AIM OF THE TASK: Copy out the listing exactly.

=== EXERCISE MATERIAL ===

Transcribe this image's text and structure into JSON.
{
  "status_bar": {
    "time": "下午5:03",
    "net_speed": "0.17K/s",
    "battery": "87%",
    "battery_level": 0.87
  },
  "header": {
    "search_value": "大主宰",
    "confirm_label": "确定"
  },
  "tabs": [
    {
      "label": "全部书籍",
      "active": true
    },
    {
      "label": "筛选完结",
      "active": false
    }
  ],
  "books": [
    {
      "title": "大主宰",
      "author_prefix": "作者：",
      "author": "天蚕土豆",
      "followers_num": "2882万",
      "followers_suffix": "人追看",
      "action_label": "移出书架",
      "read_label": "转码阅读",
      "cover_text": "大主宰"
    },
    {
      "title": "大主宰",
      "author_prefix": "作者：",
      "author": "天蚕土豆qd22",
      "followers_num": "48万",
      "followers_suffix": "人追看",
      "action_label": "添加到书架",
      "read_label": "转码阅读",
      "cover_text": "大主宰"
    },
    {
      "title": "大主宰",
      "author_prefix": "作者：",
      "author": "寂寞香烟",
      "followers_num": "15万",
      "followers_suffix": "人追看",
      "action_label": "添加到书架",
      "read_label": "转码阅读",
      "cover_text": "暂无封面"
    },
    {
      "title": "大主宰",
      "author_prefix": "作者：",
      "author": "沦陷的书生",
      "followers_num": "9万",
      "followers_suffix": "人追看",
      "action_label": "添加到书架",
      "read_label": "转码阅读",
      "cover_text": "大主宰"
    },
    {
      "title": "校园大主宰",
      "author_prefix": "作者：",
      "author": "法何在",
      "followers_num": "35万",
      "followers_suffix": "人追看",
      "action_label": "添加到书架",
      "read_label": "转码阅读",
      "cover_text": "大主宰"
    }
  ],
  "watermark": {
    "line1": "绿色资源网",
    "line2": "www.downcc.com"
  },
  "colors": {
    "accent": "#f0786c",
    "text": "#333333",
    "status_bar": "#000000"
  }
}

===

ANSWER TO THE EXERCISE:
Transcribe this image's text and structure into JSON.
{
  "status_bar": {
    "time": "下午5:03",
    "net_speed": "0.17K/s",
    "battery": "87%",
    "battery_level": 0.87
  },
  "header": {
    "search_value": "大主宰",
    "confirm_label": "确定"
  },
  "tabs": [
    {
      "label": "全部书籍",
      "active": true
    },
    {
      "label": "筛选完结",
      "active": false
    }
  ],
  "books": [
    {
      "title": "大主宰",
      "author_prefix": "作者：",
      "author": "天蚕土豆",
      "followers_num": "2882万",
      "followers_suffix": "人追看",
      "action_label": "移出书架",
      "read_label": "转码阅读",
      "cover_text": "大主宰"
    },
    {
      "title": "大主宰",
      "author_prefix": "作者：",
      "author": "天蚕土豆qd22",
      "followers_num": "48万",
      "followers_suffix": "人追看",
      "action_label": "添加到书架",
      "read_label": "转码阅读",
      "cover_text": "大主宰"
    },
    {
      "title": "大主宰",
      "author_prefix": "作者：",
      "author": "寂寞香烟",
      "followers_num": "15万",
      "followers_suffix": "人追看",
      "action_label": "添加到书架",
      "read_label": "转码阅读",
      "cover_text": "暂无封面"
    },
    {
      "title": "大主宰",
      "author_prefix": "作者：",
      "author": "沦陷的书生",
      "followers_num": "9万",
      "followers_suffix": "人追看",
      "action_label": "添加到书架",
      "read_label": "转码阅读",
      "cover_text": "大主宰"
    },
    {
      "title": "校园大主宰",
      "author_prefix": "作者：",
      "author": "法何在",
      "followers_num": "35万",
      "followers_suffix": "人追看",
      "action_label": "添加到书架",
      "read_label": "转码阅读",
      "cover_text": "大主宰"
    }
  ],
  "watermark": {
    "line1": "绿色资源网",
    "line2": "www.downcc.com"
  },
  "colors": {
    "accent": "#f0786c",
    "text": "#333333",
    "status_bar": "#000000"
  }
}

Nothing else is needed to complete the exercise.